** Start Records provided **
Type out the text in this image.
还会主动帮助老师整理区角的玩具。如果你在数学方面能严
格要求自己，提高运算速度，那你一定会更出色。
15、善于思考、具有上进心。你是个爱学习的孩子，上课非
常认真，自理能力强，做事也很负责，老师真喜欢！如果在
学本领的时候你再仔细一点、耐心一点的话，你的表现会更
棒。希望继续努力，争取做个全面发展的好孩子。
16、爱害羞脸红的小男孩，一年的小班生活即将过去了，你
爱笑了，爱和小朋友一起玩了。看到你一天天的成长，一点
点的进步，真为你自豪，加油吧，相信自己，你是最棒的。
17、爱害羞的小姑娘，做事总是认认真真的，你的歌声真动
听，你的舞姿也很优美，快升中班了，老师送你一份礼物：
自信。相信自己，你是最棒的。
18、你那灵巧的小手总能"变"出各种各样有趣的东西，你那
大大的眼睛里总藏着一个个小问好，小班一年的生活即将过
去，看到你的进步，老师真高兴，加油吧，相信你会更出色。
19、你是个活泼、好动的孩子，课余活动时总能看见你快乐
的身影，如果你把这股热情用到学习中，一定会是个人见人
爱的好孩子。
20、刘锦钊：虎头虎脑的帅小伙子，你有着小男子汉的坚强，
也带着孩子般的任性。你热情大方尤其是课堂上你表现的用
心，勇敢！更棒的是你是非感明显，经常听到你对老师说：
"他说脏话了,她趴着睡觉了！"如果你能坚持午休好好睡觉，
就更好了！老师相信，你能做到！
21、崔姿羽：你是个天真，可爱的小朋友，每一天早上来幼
** End Records provided **
Check each line of the records above for the string "你是最棒的", and report every line that has it.

点的进步，真为你自豪，加油吧，相信自己，你是最棒的。
自信。相信自己，你是最棒的。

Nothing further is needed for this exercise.